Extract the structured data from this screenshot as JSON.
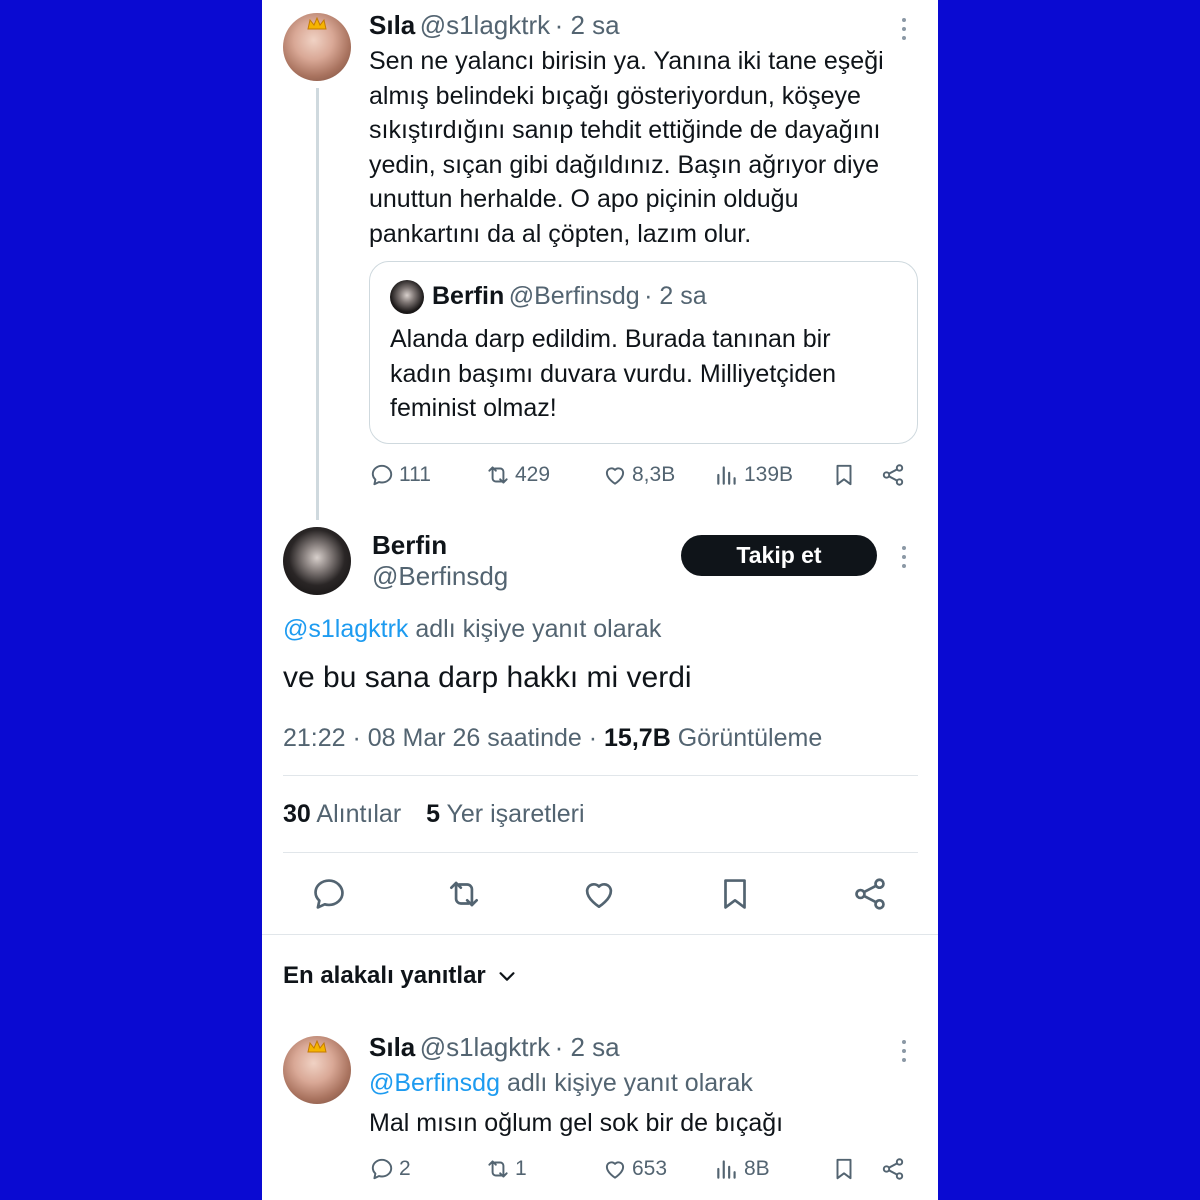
{
  "tweet1": {
    "name": "Sıla",
    "handle": "@s1lagktrk",
    "time": "· 2 sa",
    "lines": [
      "Sen ne yalancı birisin ya. Yanına iki tane eşeği",
      "almış belindeki bıçağı gösteriyordun, köşeye",
      "sıkıştırdığını sanıp tehdit ettiğinde de dayağını",
      "yedin, sıçan gibi dağıldınız. Başın ağrıyor diye",
      "unuttun herhalde. O apo piçinin olduğu",
      "pankartını da al çöpten, lazım olur."
    ],
    "quote": {
      "name": "Berfin",
      "handle": "@Berfinsdg",
      "time": "· 2 sa",
      "lines": [
        "Alanda darp edildim. Burada tanınan bir",
        "kadın başımı duvara vurdu. Milliyetçiden",
        "feminist olmaz!"
      ]
    },
    "actions": {
      "replies": "111",
      "reposts": "429",
      "likes": "8,3B",
      "views": "139B"
    }
  },
  "main": {
    "name": "Berfin",
    "handle": "@Berfinsdg",
    "follow_label": "Takip et",
    "reply_to_handle": "@s1lagktrk",
    "reply_to_suffix": "adlı kişiye yanıt olarak",
    "text": "ve bu sana darp hakkı mi verdi",
    "timestamp": "21:22 · 08 Mar 26 saatinde ·",
    "views_count": "15,7B",
    "views_label": "Görüntüleme",
    "quotes_count": "30",
    "quotes_label": "Alıntılar",
    "bookmarks_count": "5",
    "bookmarks_label": "Yer işaretleri"
  },
  "replies_header": "En alakalı yanıtlar",
  "reply": {
    "name": "Sıla",
    "handle": "@s1lagktrk",
    "time": "· 2 sa",
    "reply_to_handle": "@Berfinsdg",
    "reply_to_suffix": "adlı kişiye yanıt olarak",
    "text": "Mal mısın oğlum gel sok bir de bıçağı",
    "actions": {
      "replies": "2",
      "reposts": "1",
      "likes": "653",
      "views": "8B"
    }
  },
  "icons": [
    "reply-icon",
    "repost-icon",
    "like-icon",
    "views-icon",
    "bookmark-icon",
    "share-icon",
    "chevron-down-icon",
    "more-icon"
  ],
  "colors": {
    "background": "#0a0ad2",
    "link": "#1d9bf0",
    "secondary_text": "#536471",
    "button": "#0f1419"
  }
}
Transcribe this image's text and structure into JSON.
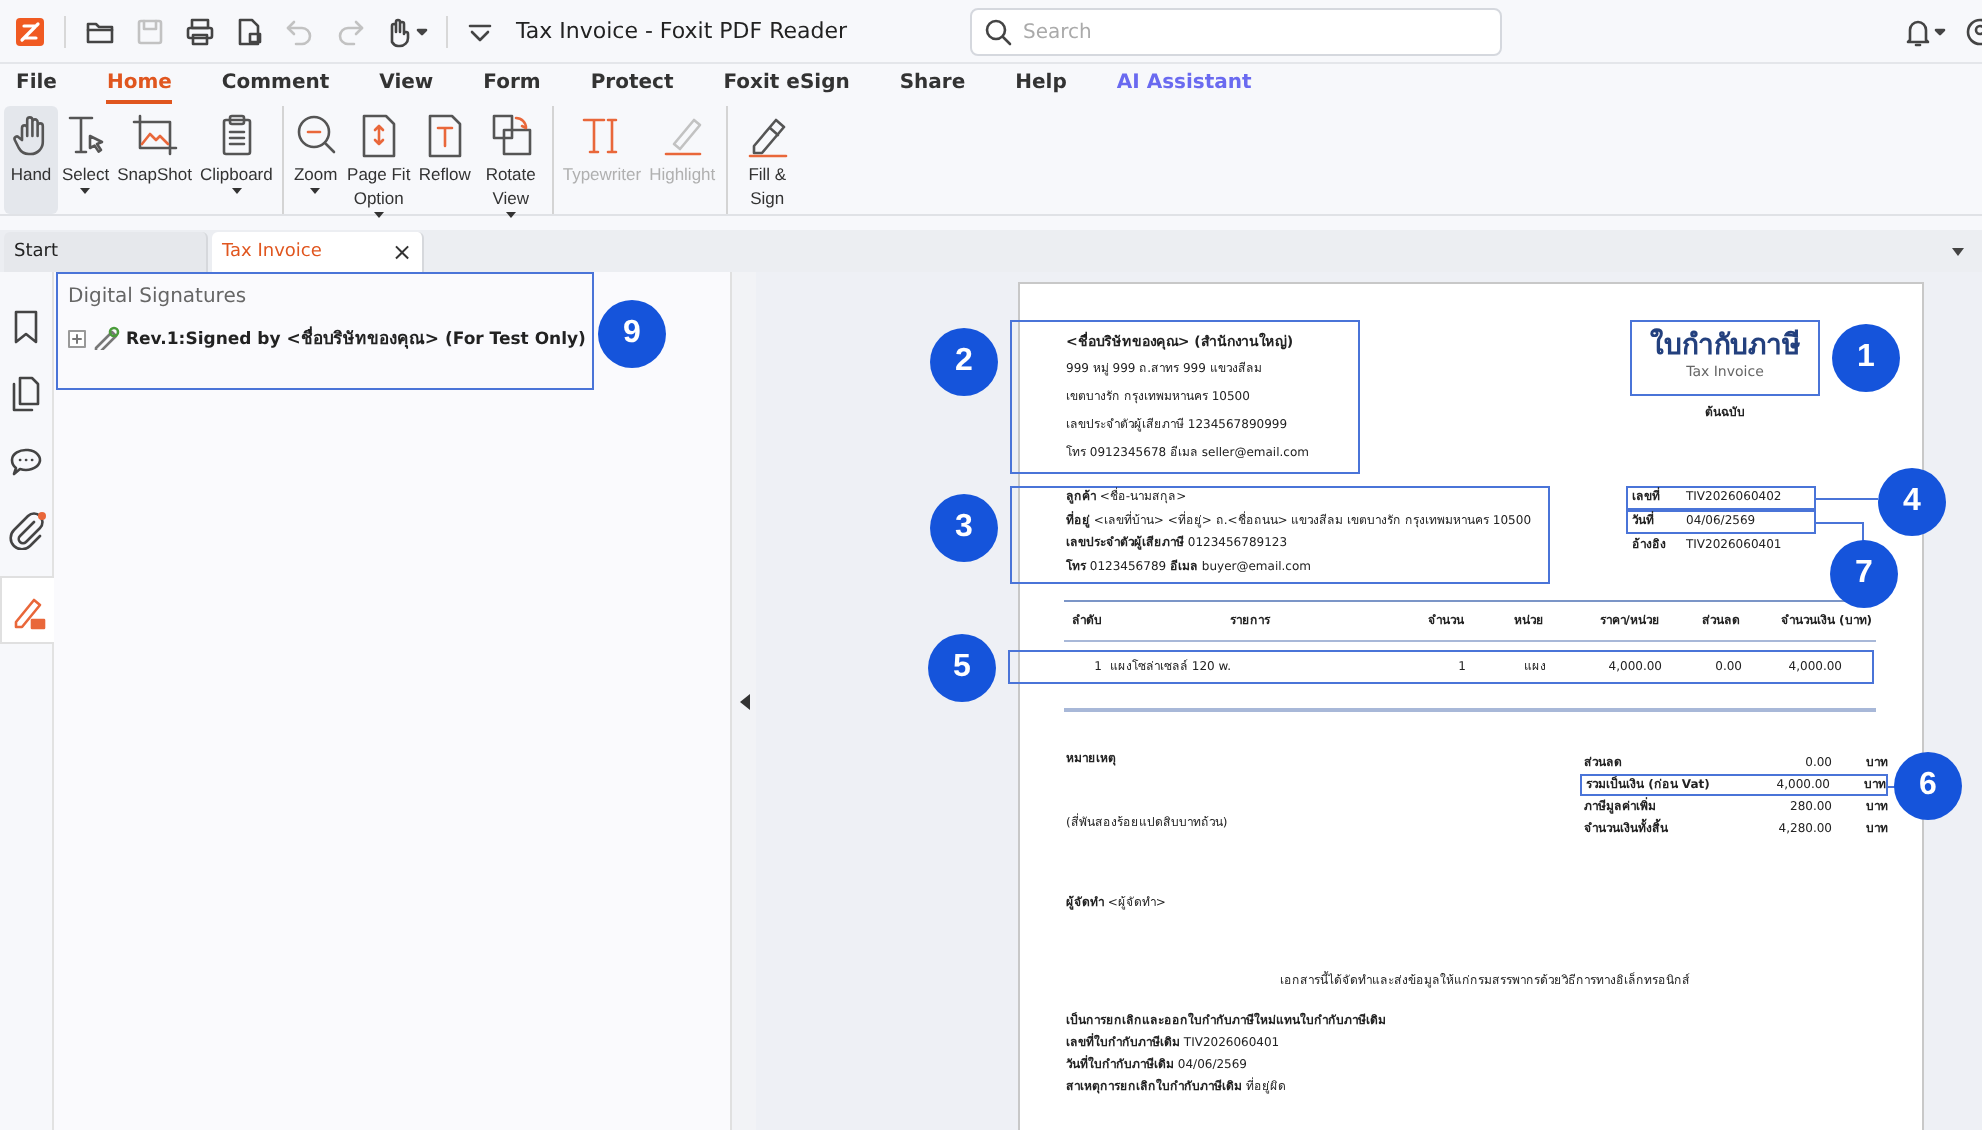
{
  "window": {
    "title": "Tax Invoice - Foxit PDF Reader"
  },
  "search": {
    "placeholder": "Search"
  },
  "menu": [
    {
      "label": "File",
      "selected": false,
      "kind": "menu"
    },
    {
      "label": "Home",
      "selected": true,
      "kind": "menu"
    },
    {
      "label": "Comment",
      "selected": false,
      "kind": "menu"
    },
    {
      "label": "View",
      "selected": false,
      "kind": "menu"
    },
    {
      "label": "Form",
      "selected": false,
      "kind": "menu"
    },
    {
      "label": "Protect",
      "selected": false,
      "kind": "menu"
    },
    {
      "label": "Foxit eSign",
      "selected": false,
      "kind": "menu"
    },
    {
      "label": "Share",
      "selected": false,
      "kind": "menu"
    },
    {
      "label": "Help",
      "selected": false,
      "kind": "menu"
    },
    {
      "label": "AI Assistant",
      "selected": false,
      "kind": "ai"
    }
  ],
  "ribbon": [
    {
      "label": "Hand",
      "selected": true,
      "disabled": false,
      "dropdown": false,
      "group_start": false
    },
    {
      "label": "Select",
      "selected": false,
      "disabled": false,
      "dropdown": true,
      "group_start": false
    },
    {
      "label": "SnapShot",
      "selected": false,
      "disabled": false,
      "dropdown": false,
      "group_start": false
    },
    {
      "label": "Clipboard",
      "selected": false,
      "disabled": false,
      "dropdown": true,
      "group_start": false
    },
    {
      "label": "Zoom",
      "selected": false,
      "disabled": false,
      "dropdown": true,
      "group_start": true
    },
    {
      "label": "Page Fit Option",
      "selected": false,
      "disabled": false,
      "dropdown": true,
      "group_start": false
    },
    {
      "label": "Reflow",
      "selected": false,
      "disabled": false,
      "dropdown": false,
      "group_start": false
    },
    {
      "label": "Rotate View",
      "selected": false,
      "disabled": false,
      "dropdown": true,
      "group_start": false
    },
    {
      "label": "Typewriter",
      "selected": false,
      "disabled": true,
      "dropdown": false,
      "group_start": true
    },
    {
      "label": "Highlight",
      "selected": false,
      "disabled": true,
      "dropdown": false,
      "group_start": false
    },
    {
      "label": "Fill & Sign",
      "selected": false,
      "disabled": false,
      "dropdown": false,
      "group_start": true
    }
  ],
  "doc_tabs": [
    {
      "label": "Start",
      "selected": false
    },
    {
      "label": "Tax Invoice",
      "selected": true,
      "close": "×"
    }
  ],
  "side_rail": [
    {
      "selected": false,
      "badge": false
    },
    {
      "selected": false,
      "badge": false
    },
    {
      "selected": false,
      "badge": false
    },
    {
      "selected": false,
      "badge": true
    },
    {
      "selected": true,
      "badge": false
    }
  ],
  "signature_panel": {
    "title": "Digital Signatures",
    "callout": "9",
    "items": [
      {
        "label": "Rev.1:Signed by <ชื่อบริษัทของคุณ> (For Test Only)",
        "expanded": false
      }
    ]
  },
  "document": {
    "title": {
      "text": "ใบกำกับภาษี",
      "subtitle": "Tax Invoice",
      "callout": "1"
    },
    "copy_label": "ต้นฉบับ",
    "seller": {
      "callout": "2",
      "name": "<ชื่อบริษัทของคุณ> (สำนักงานใหญ่)",
      "lines": [
        "999 หมู่ 999 ถ.สาทร 999 แขวงสีลม",
        "เขตบางรัก กรุงเทพมหานคร 10500",
        "เลขประจำตัวผู้เสียภาษี 1234567890999",
        "โทร 0912345678  อีเมล seller@email.com"
      ]
    },
    "buyer": {
      "callout": "3",
      "lines": [
        "**ลูกค้า** <ชื่อ-นามสกุล>",
        "**ที่อยู่** <เลขที่บ้าน> <ที่อยู่> ถ.<ชื่อถนน> แขวงสีลม เขตบางรัก กรุงเทพมหานคร 10500",
        "**เลขประจำตัวผู้เสียภาษี** 0123456789123",
        "**โทร** 0123456789 **อีเมล** buyer@email.com"
      ]
    },
    "meta": [
      {
        "label": "เลขที่",
        "value": "TIV2026060402",
        "callout": "4"
      },
      {
        "label": "วันที่",
        "value": "04/06/2569",
        "callout": "7"
      },
      {
        "label": "อ้างอิง",
        "value": "TIV2026060401"
      }
    ],
    "items_table": {
      "columns": [
        "ลำดับ",
        "รายการ",
        "จำนวน",
        "หน่วย",
        "ราคา/หน่วย",
        "ส่วนลด",
        "จำนวนเงิน (บาท)"
      ],
      "rows": [
        {
          "callout": "5",
          "cells": [
            "1",
            "แผงโซล่าเซลล์ 120 w.",
            "1",
            "แผง",
            "4,000.00",
            "0.00",
            "4,000.00"
          ]
        }
      ]
    },
    "remarks_label": "หมายเหตุ",
    "amount_in_words": "(สี่พันสองร้อยแปดสิบบาทถ้วน)",
    "totals": [
      {
        "label": "ส่วนลด",
        "value": "0.00",
        "unit": "บาท"
      },
      {
        "label": "รวมเป็นเงิน (ก่อน Vat)",
        "value": "4,000.00",
        "unit": "บาท",
        "callout": "6"
      },
      {
        "label": "ภาษีมูลค่าเพิ่ม",
        "value": "280.00",
        "unit": "บาท"
      },
      {
        "label": "จำนวนเงินทั้งสิ้น",
        "value": "4,280.00",
        "unit": "บาท"
      }
    ],
    "preparer": "**ผู้จัดทำ** <ผู้จัดทำ>",
    "e_tax_note": "เอกสารนี้ได้จัดทำและส่งข้อมูลให้แก่กรมสรรพากรด้วยวิธีการทางอิเล็กทรอนิกส์",
    "cancellation": {
      "heading": "เป็นการยกเลิกและออกใบกำกับภาษีใหม่แทนใบกำกับภาษีเดิม",
      "lines": [
        "**เลขที่ใบกำกับภาษีเดิม** TIV2026060401",
        "**วันที่ใบกำกับภาษีเดิม** 04/06/2569",
        "**สาเหตุการยกเลิกใบกำกับภาษีเดิม** ที่อยู่ผิด"
      ]
    }
  }
}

____

Of the lines in the listing, how many hold the word "บภาษ"? Nothing but the number is needed.

▸ **COMPLETE ANSWER**
5